> _PROBLEMS AND TASKS_
1/ Please print the commit message exactly, starting at "There was no e" and ending at "the span with additional REDO records.".
2/ Answer these questions from the commit message:
(a) What happens when fsync_mode is set to 4?
(b) Which fsync_mode value is the default, and what does it mean?
(c) Which function does the commit message say was refactored?
[START OF PASSAGE TO READ]
HAMMER VFS - REDO implementation base code part 1/many
authorMatthew Dillon <dillon@apollo.backplane.com>
Sun, 10 Jan 2010 04:03:06 +0000 (20:03 -0800)
committerMatthew Dillon <dillon@apollo.backplane.com>
Sun, 10 Jan 2010 04:03:06 +0000 (20:03 -0800)
* Implement basic REDO record writing and fsync heuristic in order to
  test operation and performance.  Note that the recovery code is not
  implemented as of this commit and additional REDO records will probably
  have to be written to manage the span.

  There was no easy way to place all REDOs in a single UNDO/REDO FIFO span
  because the span is not known until the inode's meta-data is actually
  flushed.  We can control the flush to ensure that all required REDOs
  are present in the UNDO/REDO FIFO.  So what we will likely do is track
  the span with additional REDO records.

* Redo vfs.hammmer.fsync_mode:
0 REDO disabled, synchronous fsync semantics (default)
1 REDO disabled, asynchronous fsync semantics
2 REDO enabled, synchronous  (uses disk sync command)
3 REDO enabled, asynchronous (no disk sync command)
4 fsync is ignored

* Refactor hammer_flusher_flush_undos()

* Default operation is to disable the new features as they are not
  finished yet.
[END OF PASSAGE TO READ]
[START OF ENTRIES PROVIDED]
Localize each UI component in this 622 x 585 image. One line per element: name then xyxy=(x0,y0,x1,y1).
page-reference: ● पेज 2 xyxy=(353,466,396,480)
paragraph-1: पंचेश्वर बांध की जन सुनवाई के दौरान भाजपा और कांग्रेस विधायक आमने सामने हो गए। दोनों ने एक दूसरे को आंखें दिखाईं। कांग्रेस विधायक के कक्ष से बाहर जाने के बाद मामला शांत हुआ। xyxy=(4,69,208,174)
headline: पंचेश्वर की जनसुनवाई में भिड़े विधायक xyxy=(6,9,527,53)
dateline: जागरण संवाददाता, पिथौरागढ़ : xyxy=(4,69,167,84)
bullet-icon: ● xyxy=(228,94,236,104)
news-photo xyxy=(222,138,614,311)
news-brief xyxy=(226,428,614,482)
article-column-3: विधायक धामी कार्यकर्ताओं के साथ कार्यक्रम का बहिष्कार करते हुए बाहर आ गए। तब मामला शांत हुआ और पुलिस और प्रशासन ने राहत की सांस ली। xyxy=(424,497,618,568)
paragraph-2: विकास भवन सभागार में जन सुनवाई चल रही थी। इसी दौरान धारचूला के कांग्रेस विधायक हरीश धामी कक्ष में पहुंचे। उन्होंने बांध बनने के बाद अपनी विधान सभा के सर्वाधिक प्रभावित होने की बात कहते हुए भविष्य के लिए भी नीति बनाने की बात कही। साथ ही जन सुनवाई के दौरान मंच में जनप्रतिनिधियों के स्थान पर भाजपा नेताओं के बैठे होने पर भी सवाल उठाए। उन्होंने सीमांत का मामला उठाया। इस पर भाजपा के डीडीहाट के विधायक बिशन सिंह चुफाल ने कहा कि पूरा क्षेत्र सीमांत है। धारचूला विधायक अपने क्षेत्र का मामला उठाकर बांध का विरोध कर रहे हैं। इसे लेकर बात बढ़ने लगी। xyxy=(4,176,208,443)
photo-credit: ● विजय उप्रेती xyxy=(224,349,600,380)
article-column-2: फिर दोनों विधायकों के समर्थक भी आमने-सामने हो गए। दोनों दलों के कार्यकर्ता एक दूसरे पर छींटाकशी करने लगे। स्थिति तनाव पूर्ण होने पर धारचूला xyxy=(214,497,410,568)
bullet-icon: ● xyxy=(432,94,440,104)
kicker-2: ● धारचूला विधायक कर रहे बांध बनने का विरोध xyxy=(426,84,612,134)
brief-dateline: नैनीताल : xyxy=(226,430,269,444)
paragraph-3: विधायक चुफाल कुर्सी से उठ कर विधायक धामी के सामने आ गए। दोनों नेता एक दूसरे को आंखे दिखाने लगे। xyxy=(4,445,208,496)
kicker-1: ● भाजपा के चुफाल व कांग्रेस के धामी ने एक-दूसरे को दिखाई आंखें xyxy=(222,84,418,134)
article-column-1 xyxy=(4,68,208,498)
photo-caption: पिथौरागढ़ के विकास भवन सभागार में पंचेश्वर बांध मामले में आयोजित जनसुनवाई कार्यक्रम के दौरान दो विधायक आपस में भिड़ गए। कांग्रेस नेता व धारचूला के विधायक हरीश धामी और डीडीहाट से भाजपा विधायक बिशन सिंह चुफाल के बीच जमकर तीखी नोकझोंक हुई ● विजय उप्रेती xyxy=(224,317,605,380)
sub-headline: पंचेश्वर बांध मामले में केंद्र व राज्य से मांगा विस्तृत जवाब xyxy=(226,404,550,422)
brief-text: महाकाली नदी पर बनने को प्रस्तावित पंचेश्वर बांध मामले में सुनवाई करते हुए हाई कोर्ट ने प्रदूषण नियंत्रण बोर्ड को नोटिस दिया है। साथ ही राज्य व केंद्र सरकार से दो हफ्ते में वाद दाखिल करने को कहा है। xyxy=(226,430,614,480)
[END OF ENTRIES PROVIDED]
> _RESULTS OF THE EXERCISE_
1/
There was no easy way to place all REDOs in a single UNDO/REDO FIFO span
  because the span is not known until the inode's meta-data is actually
  flushed.  We can control the flush to ensure that all required REDOs
  are present in the UNDO/REDO FIFO.  So what we will likely do is track
  the span with additional REDO records.

2/
(a) fsync is ignored.
(b) 0, which means REDO disabled with synchronous fsync semantics.
(c) hammer_flusher_flush_undos()